§ OBJECTIVE
Scan each line of the records for the word "state" and extract the ones that have it.

* BEGIN RECORDS FOR PROCESSING *

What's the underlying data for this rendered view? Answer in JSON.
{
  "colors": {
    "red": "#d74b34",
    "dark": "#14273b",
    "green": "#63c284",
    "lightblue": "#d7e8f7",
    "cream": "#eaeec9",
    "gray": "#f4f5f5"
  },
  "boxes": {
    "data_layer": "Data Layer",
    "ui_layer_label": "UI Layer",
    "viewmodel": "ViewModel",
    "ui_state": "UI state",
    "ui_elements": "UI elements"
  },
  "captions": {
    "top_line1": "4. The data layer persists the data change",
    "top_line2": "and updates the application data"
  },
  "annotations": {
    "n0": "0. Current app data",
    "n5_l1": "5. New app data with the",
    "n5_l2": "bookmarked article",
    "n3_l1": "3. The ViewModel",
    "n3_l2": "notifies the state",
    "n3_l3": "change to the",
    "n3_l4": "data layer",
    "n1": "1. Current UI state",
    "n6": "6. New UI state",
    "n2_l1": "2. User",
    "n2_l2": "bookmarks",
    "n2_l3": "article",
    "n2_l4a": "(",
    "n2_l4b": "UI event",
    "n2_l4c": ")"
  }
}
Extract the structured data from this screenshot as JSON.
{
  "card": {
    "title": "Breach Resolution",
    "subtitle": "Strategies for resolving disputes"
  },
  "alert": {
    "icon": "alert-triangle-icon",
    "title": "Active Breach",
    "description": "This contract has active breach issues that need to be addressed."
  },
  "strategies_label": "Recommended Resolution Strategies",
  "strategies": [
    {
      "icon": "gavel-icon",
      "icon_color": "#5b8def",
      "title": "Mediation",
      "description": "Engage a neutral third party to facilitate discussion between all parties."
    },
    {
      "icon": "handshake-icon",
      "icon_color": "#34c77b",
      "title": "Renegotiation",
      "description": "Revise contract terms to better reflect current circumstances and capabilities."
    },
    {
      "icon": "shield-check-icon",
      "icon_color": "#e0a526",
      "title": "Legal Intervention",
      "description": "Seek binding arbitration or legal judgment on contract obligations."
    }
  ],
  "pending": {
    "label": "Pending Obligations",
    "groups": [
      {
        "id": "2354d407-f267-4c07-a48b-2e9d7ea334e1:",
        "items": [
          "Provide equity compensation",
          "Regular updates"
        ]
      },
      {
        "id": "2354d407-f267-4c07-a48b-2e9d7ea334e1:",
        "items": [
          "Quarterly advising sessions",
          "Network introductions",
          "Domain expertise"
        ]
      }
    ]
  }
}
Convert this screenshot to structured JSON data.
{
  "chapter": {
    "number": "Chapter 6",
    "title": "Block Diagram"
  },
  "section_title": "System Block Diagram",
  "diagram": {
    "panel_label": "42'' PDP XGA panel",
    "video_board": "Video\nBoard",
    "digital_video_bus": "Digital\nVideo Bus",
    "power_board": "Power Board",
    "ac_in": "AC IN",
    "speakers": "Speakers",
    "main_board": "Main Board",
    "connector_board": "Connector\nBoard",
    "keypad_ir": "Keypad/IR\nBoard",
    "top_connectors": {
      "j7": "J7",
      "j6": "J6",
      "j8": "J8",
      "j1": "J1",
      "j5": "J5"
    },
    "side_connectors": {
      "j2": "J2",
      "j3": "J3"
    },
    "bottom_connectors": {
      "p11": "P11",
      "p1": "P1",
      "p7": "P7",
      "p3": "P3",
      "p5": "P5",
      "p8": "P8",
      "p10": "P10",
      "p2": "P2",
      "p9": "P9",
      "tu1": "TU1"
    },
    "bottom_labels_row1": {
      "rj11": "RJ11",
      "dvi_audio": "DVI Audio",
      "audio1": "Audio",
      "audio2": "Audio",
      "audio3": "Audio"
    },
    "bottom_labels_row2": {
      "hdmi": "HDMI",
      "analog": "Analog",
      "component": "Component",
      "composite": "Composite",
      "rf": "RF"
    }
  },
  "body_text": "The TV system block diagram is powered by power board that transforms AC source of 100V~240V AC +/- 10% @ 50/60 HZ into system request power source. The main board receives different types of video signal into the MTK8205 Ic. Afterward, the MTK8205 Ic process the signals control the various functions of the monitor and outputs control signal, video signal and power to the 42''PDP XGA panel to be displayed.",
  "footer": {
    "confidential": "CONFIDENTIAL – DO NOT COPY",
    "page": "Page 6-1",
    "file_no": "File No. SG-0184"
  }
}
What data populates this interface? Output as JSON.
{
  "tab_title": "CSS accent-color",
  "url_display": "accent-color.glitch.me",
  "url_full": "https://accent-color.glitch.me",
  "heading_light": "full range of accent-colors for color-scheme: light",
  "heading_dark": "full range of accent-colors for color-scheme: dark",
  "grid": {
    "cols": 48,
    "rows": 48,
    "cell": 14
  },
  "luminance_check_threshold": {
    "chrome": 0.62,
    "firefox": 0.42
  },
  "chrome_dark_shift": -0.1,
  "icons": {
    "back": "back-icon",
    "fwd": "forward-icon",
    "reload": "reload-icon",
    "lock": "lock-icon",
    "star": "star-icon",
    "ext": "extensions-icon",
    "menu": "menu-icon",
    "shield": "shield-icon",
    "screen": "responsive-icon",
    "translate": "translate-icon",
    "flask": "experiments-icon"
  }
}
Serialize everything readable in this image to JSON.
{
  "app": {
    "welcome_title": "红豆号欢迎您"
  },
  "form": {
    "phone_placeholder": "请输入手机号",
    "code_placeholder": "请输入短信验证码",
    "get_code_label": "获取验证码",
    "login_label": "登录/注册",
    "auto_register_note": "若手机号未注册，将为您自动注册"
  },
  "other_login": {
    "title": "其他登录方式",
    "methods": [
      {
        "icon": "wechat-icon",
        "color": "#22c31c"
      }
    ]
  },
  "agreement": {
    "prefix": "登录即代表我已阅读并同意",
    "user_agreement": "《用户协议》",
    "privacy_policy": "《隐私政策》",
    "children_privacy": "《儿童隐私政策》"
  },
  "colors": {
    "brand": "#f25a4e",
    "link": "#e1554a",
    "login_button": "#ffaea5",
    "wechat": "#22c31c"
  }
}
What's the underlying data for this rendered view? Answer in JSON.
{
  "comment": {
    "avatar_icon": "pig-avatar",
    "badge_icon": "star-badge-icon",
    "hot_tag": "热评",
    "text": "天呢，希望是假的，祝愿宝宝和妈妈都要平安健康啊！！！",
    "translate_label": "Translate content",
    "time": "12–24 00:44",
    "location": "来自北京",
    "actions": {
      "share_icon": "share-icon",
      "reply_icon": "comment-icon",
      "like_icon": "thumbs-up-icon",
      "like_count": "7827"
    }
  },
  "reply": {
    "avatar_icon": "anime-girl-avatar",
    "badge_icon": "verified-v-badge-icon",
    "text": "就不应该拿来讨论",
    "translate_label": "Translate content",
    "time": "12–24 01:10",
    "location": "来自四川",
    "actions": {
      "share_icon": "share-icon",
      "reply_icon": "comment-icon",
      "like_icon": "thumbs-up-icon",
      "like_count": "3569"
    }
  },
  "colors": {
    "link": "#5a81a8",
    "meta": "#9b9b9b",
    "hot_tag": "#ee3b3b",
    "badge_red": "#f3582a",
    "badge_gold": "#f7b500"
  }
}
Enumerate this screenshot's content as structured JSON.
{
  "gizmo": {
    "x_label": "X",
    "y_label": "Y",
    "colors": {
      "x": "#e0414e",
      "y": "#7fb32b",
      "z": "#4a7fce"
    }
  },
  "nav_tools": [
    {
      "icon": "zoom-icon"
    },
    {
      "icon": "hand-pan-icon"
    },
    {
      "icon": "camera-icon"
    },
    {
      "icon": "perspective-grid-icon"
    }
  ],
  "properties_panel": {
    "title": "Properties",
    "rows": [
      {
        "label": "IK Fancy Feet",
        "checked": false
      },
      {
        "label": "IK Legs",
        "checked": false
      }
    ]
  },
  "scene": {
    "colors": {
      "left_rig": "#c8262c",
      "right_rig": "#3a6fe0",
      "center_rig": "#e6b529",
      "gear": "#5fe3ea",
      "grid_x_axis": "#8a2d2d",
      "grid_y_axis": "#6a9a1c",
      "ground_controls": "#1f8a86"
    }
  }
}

* END RECORDS FOR PROCESSING *

§ CORRECT RESULT
    "ui_state": "UI state",
    "n3_l2": "notifies the state",
    "n1": "1. Current UI state",
    "n6": "6. New UI state",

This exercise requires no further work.